§ Data extract
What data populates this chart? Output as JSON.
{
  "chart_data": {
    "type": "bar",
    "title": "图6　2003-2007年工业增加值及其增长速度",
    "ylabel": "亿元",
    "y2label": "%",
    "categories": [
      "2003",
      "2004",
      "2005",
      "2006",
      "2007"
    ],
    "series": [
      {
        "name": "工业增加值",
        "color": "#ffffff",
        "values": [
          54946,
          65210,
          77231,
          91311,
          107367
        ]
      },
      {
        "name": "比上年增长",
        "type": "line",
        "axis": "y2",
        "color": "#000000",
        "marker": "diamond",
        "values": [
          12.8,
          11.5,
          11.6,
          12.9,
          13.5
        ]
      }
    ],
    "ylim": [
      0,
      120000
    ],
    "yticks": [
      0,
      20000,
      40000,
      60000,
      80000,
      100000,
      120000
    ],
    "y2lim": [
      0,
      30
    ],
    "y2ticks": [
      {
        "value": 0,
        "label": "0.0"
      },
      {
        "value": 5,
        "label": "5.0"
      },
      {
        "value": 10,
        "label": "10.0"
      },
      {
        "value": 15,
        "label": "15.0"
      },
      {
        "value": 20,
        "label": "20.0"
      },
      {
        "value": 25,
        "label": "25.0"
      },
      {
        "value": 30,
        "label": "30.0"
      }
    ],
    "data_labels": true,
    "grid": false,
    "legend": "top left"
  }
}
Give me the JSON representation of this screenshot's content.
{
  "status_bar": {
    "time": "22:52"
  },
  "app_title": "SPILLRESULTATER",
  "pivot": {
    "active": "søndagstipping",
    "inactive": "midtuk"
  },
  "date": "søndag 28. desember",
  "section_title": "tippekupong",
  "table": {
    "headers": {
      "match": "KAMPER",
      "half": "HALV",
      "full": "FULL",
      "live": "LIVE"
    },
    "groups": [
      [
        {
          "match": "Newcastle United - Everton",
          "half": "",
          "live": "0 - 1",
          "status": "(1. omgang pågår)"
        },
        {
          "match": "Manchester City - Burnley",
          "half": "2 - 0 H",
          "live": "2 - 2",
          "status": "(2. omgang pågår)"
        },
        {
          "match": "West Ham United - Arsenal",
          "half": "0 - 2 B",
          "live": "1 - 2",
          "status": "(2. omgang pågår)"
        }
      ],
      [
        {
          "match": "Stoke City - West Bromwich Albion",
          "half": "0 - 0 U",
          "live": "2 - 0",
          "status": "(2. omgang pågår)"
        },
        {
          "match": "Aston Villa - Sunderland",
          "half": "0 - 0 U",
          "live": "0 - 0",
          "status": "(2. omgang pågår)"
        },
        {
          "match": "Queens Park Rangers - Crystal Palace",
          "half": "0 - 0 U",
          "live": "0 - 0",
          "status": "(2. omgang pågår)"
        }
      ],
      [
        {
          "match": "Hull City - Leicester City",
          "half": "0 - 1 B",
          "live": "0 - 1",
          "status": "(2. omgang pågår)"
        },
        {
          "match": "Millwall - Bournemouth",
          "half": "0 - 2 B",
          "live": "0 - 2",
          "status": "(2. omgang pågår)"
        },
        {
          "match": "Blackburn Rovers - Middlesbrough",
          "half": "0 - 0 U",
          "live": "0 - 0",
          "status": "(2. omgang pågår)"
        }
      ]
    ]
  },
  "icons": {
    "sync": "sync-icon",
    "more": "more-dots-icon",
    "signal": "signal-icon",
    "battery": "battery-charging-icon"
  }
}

§ Problem to work on
Set all of the records down again, exactly as they stand.

§ Written answer
What data populates this chart? Output as JSON.
{
  "chart_data": {
    "type": "bar",
    "title": "图6　2003-2007年工业增加值及其增长速度",
    "ylabel": "亿元",
    "y2label": "%",
    "categories": [
      "2003",
      "2004",
      "2005",
      "2006",
      "2007"
    ],
    "series": [
      {
        "name": "工业增加值",
        "color": "#ffffff",
        "values": [
          54946,
          65210,
          77231,
          91311,
          107367
        ]
      },
      {
        "name": "比上年增长",
        "type": "line",
        "axis": "y2",
        "color": "#000000",
        "marker": "diamond",
        "values": [
          12.8,
          11.5,
          11.6,
          12.9,
          13.5
        ]
      }
    ],
    "ylim": [
      0,
      120000
    ],
    "yticks": [
      0,
      20000,
      40000,
      60000,
      80000,
      100000,
      120000
    ],
    "y2lim": [
      0,
      30
    ],
    "y2ticks": [
      {
        "value": 0,
        "label": "0.0"
      },
      {
        "value": 5,
        "label": "5.0"
      },
      {
        "value": 10,
        "label": "10.0"
      },
      {
        "value": 15,
        "label": "15.0"
      },
      {
        "value": 20,
        "label": "20.0"
      },
      {
        "value": 25,
        "label": "25.0"
      },
      {
        "value": 30,
        "label": "30.0"
      }
    ],
    "data_labels": true,
    "grid": false,
    "legend": "top left"
  }
}
Give me the JSON representation of this screenshot's content.
{
  "status_bar": {
    "time": "22:52"
  },
  "app_title": "SPILLRESULTATER",
  "pivot": {
    "active": "søndagstipping",
    "inactive": "midtuk"
  },
  "date": "søndag 28. desember",
  "section_title": "tippekupong",
  "table": {
    "headers": {
      "match": "KAMPER",
      "half": "HALV",
      "full": "FULL",
      "live": "LIVE"
    },
    "groups": [
      [
        {
          "match": "Newcastle United - Everton",
          "half": "",
          "live": "0 - 1",
          "status": "(1. omgang pågår)"
        },
        {
          "match": "Manchester City - Burnley",
          "half": "2 - 0 H",
          "live": "2 - 2",
          "status": "(2. omgang pågår)"
        },
        {
          "match": "West Ham United - Arsenal",
          "half": "0 - 2 B",
          "live": "1 - 2",
          "status": "(2. omgang pågår)"
        }
      ],
      [
        {
          "match": "Stoke City - West Bromwich Albion",
          "half": "0 - 0 U",
          "live": "2 - 0",
          "status": "(2. omgang pågår)"
        },
        {
          "match": "Aston Villa - Sunderland",
          "half": "0 - 0 U",
          "live": "0 - 0",
          "status": "(2. omgang pågår)"
        },
        {
          "match": "Queens Park Rangers - Crystal Palace",
          "half": "0 - 0 U",
          "live": "0 - 0",
          "status": "(2. omgang pågår)"
        }
      ],
      [
        {
          "match": "Hull City - Leicester City",
          "half": "0 - 1 B",
          "live": "0 - 1",
          "status": "(2. omgang pågår)"
        },
        {
          "match": "Millwall - Bournemouth",
          "half": "0 - 2 B",
          "live": "0 - 2",
          "status": "(2. omgang pågår)"
        },
        {
          "match": "Blackburn Rovers - Middlesbrough",
          "half": "0 - 0 U",
          "live": "0 - 0",
          "status": "(2. omgang pågår)"
        }
      ]
    ]
  },
  "icons": {
    "sync": "sync-icon",
    "more": "more-dots-icon",
    "signal": "signal-icon",
    "battery": "battery-charging-icon"
  }
}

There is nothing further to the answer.